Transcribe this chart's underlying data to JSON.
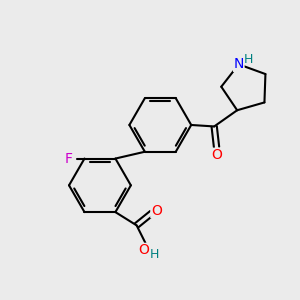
{
  "background_color": "#ebebeb",
  "bond_color": "#000000",
  "atom_colors": {
    "F": "#cc00cc",
    "O": "#ff0000",
    "N": "#0000ff",
    "H_teal": "#008080",
    "C": "#000000"
  },
  "figsize": [
    3.0,
    3.0
  ],
  "dpi": 100
}
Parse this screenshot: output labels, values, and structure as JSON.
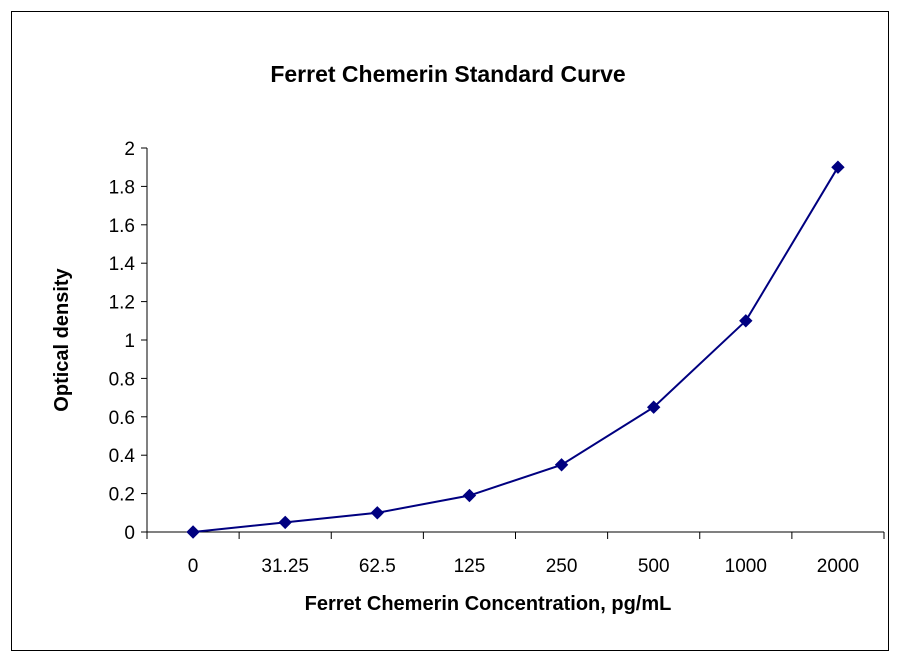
{
  "chart_data": {
    "type": "line",
    "title": "Ferret Chemerin Standard Curve",
    "xlabel": "Ferret Chemerin Concentration, pg/mL",
    "ylabel": "Optical density",
    "categories": [
      "0",
      "31.25",
      "62.5",
      "125",
      "250",
      "500",
      "1000",
      "2000"
    ],
    "values": [
      0,
      0.05,
      0.1,
      0.19,
      0.35,
      0.65,
      1.1,
      1.9
    ],
    "ylim": [
      0,
      2
    ],
    "yticks": [
      "0",
      "0.2",
      "0.4",
      "0.6",
      "0.8",
      "1",
      "1.2",
      "1.4",
      "1.6",
      "1.8",
      "2"
    ],
    "grid": false,
    "legend": "none",
    "marker": "diamond",
    "series_color": "#000080"
  }
}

Exercise aim:
Keep the pictures out of the copy and write out the data exactly as it stands.

Solution to the problem:
Transcribe this chart's underlying data to JSON.
{
  "background_color": "#ebebeb",
  "bond_color": "#000000",
  "atom_colors": {
    "F": "#cc00cc",
    "O": "#ff0000",
    "N": "#0000ff",
    "H_teal": "#008080",
    "C": "#000000"
  },
  "figsize": [
    3.0,
    3.0
  ],
  "dpi": 100
}
Parse this screenshot: output labels, values, and structure as JSON.
{
  "chart_data": {
    "type": "line",
    "title": "Ferret Chemerin Standard Curve",
    "xlabel": "Ferret Chemerin Concentration, pg/mL",
    "ylabel": "Optical density",
    "categories": [
      "0",
      "31.25",
      "62.5",
      "125",
      "250",
      "500",
      "1000",
      "2000"
    ],
    "values": [
      0,
      0.05,
      0.1,
      0.19,
      0.35,
      0.65,
      1.1,
      1.9
    ],
    "ylim": [
      0,
      2
    ],
    "yticks": [
      "0",
      "0.2",
      "0.4",
      "0.6",
      "0.8",
      "1",
      "1.2",
      "1.4",
      "1.6",
      "1.8",
      "2"
    ],
    "grid": false,
    "legend": "none",
    "marker": "diamond",
    "series_color": "#000080"
  }
}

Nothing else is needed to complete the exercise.